(Layout element rows)

<<<<

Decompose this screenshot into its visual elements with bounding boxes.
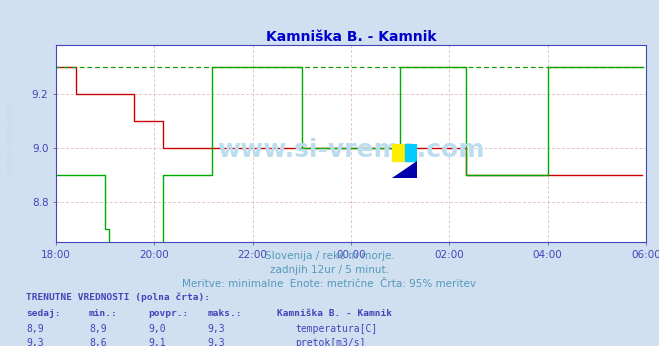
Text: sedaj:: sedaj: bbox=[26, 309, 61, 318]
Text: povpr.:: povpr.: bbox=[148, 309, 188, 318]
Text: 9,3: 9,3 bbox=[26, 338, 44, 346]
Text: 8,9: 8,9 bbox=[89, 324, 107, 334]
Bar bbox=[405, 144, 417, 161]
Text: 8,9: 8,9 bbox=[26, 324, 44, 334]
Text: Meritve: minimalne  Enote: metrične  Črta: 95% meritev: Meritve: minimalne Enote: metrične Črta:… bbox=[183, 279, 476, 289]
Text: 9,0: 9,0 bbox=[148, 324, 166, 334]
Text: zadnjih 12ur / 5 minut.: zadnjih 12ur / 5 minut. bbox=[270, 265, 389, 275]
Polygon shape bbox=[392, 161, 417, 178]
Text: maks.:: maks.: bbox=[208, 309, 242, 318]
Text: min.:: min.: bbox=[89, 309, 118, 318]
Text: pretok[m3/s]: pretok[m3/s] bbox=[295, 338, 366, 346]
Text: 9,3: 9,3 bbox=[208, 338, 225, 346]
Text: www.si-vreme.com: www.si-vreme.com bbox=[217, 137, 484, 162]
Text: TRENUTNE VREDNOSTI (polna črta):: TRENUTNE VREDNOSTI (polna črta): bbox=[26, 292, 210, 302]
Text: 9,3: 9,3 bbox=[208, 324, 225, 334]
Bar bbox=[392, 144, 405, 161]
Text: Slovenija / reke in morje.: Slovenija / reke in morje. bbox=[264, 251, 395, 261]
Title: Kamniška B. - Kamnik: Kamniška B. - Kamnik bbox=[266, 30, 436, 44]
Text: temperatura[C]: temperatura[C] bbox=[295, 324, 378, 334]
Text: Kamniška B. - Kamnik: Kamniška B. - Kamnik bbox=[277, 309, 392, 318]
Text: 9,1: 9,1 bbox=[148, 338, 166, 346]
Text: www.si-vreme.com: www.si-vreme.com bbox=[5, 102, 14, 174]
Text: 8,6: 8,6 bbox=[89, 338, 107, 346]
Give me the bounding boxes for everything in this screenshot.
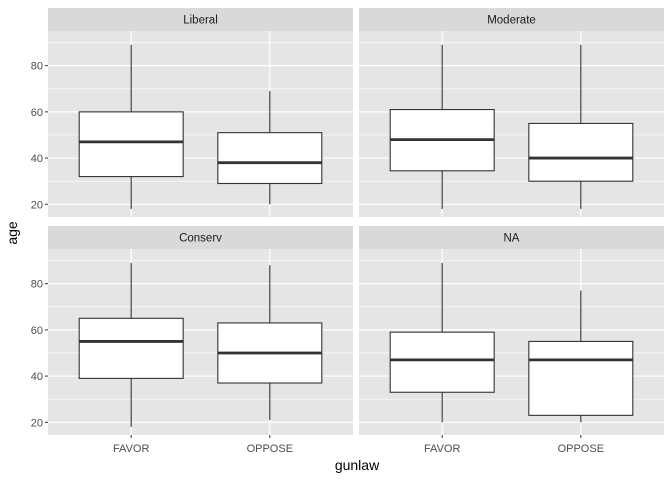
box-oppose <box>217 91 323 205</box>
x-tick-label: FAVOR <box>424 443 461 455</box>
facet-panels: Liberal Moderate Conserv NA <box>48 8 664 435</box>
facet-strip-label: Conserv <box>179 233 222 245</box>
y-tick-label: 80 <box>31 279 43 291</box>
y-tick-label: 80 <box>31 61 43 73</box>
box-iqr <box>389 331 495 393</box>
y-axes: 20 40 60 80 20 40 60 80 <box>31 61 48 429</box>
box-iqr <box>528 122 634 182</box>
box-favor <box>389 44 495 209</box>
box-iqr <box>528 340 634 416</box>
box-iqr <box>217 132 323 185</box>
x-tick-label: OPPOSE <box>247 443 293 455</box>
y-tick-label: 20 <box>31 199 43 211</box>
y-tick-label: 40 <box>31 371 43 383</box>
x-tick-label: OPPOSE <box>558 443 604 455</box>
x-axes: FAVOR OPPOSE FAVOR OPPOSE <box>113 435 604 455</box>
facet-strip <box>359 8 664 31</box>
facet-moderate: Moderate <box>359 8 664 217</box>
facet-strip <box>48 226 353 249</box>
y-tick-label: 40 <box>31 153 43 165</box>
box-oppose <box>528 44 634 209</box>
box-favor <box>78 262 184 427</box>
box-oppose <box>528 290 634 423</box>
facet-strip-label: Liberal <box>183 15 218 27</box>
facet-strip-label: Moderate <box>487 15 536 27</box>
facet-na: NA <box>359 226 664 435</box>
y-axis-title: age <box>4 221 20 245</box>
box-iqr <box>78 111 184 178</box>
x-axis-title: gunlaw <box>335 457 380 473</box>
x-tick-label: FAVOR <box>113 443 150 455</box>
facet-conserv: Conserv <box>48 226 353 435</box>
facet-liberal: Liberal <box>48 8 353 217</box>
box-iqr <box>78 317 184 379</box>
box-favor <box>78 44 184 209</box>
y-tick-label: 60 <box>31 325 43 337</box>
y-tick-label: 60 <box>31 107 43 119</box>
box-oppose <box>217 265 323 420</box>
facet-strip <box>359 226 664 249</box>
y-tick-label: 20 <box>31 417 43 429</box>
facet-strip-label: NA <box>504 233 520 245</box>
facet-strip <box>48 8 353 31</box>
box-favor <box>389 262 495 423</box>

>>>>
<<<<

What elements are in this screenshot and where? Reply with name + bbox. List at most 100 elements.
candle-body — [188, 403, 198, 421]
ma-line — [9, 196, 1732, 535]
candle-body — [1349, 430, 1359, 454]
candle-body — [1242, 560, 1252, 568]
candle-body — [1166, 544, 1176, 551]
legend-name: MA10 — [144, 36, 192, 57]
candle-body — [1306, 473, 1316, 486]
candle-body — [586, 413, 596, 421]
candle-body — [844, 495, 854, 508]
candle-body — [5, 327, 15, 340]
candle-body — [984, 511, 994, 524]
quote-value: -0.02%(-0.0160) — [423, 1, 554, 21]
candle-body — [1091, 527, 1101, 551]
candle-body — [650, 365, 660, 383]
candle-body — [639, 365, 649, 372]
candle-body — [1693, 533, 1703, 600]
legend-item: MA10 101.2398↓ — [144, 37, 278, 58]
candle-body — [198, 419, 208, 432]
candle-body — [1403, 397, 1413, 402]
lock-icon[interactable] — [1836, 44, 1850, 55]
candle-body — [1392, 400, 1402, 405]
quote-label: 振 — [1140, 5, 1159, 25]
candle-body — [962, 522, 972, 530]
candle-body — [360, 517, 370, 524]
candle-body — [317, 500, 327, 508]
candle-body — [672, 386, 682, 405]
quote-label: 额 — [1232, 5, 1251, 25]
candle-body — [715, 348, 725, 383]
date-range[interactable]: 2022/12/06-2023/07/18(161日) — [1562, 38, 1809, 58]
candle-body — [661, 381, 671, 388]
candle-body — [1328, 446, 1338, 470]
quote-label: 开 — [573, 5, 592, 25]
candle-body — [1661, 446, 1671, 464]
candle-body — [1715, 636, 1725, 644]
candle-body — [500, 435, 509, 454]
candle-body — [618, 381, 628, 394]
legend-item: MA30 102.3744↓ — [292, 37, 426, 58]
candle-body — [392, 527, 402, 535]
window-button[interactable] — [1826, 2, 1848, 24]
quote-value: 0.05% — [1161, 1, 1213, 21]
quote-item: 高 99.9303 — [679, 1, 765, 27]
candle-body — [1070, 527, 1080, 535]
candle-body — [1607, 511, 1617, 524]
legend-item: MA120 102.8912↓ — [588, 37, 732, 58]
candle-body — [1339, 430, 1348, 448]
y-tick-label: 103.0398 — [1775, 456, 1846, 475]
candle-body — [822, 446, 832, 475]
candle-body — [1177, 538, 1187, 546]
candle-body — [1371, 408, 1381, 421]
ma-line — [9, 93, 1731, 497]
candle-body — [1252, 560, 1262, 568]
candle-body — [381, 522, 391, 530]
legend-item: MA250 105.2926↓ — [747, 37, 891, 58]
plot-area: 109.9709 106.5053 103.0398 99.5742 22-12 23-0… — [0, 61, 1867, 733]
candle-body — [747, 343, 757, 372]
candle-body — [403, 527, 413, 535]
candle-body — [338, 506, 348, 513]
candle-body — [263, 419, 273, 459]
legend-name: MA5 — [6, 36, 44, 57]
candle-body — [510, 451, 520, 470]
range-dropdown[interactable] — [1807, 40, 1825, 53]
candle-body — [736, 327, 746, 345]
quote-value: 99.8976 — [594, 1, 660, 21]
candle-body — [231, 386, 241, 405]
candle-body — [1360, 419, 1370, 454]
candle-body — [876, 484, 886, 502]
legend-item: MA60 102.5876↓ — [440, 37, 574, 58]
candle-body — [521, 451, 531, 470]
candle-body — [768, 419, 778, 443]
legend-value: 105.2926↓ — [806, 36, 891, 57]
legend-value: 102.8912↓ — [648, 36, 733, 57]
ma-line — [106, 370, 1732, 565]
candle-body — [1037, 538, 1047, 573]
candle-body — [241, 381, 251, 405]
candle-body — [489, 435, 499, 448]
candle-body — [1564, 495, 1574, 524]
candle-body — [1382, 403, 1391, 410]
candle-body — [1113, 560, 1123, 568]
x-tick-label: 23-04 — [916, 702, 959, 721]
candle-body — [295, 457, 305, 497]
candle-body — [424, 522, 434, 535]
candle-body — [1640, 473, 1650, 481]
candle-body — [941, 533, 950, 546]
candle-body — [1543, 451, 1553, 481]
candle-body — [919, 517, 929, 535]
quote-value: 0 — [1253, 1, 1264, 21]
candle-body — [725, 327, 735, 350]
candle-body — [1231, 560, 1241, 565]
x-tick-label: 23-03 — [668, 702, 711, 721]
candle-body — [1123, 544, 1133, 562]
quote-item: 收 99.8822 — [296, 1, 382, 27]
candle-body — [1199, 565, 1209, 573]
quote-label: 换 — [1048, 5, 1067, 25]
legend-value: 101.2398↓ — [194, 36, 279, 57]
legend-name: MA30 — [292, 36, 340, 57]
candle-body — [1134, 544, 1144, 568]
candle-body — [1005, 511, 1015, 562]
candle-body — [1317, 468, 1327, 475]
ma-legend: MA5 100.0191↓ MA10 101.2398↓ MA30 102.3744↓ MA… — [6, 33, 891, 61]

>>>>

WHAT THE TASK REQUIRES ▸ Can you write out everything in the rows above from the line containing "Text: sedaj:: sedaj: bbox=[26, 309, 61, 318]" down to the line containing "Text: Meritve: minimalne", exactly as they appear and including both of those lines?

FULL ANSWER ▸
Text: sedaj:: sedaj: bbox=[26, 309, 61, 318]
Text: povpr.:: povpr.: bbox=[148, 309, 188, 318]
Text: 9,3: 9,3 bbox=[26, 338, 44, 346]
Text: 8,9: 8,9 bbox=[89, 324, 107, 334]
Bar bbox=[405, 144, 417, 161]
Text: 8,9: 8,9 bbox=[26, 324, 44, 334]
Text: Meritve: minimalne  Enote: metrične  Črta: 95% meritev: Meritve: minimalne Enote: metrične Črta:… bbox=[183, 279, 476, 289]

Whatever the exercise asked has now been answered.